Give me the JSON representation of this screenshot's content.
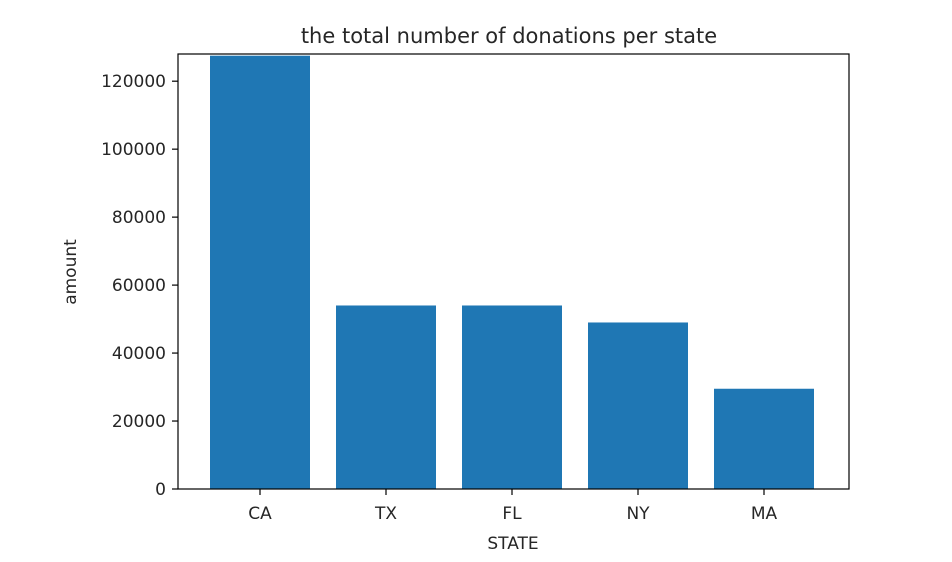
{
  "chart_data": {
    "type": "bar",
    "title": "the total number of donations per state",
    "xlabel": "STATE",
    "ylabel": "amount",
    "categories": [
      "CA",
      "TX",
      "FL",
      "NY",
      "MA"
    ],
    "values": [
      127500,
      54000,
      54000,
      49000,
      29500
    ],
    "ylim": [
      0,
      128000
    ],
    "yticks": [
      0,
      20000,
      40000,
      60000,
      80000,
      100000,
      120000
    ],
    "ytick_labels": [
      "0",
      "20000",
      "40000",
      "60000",
      "80000",
      "100000",
      "120000"
    ],
    "bar_color": "#1f77b4",
    "grid": false,
    "legend": "none"
  }
}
....
Exercise directions: Repeat the material above in full and unchanged, minus its images.

Task solution:
Give me the JSON representation of this screenshot's content.
{
  "chart_data": {
    "type": "bar",
    "title": "the total number of donations per state",
    "xlabel": "STATE",
    "ylabel": "amount",
    "categories": [
      "CA",
      "TX",
      "FL",
      "NY",
      "MA"
    ],
    "values": [
      127500,
      54000,
      54000,
      49000,
      29500
    ],
    "ylim": [
      0,
      128000
    ],
    "yticks": [
      0,
      20000,
      40000,
      60000,
      80000,
      100000,
      120000
    ],
    "ytick_labels": [
      "0",
      "20000",
      "40000",
      "60000",
      "80000",
      "100000",
      "120000"
    ],
    "bar_color": "#1f77b4",
    "grid": false,
    "legend": "none"
  }
}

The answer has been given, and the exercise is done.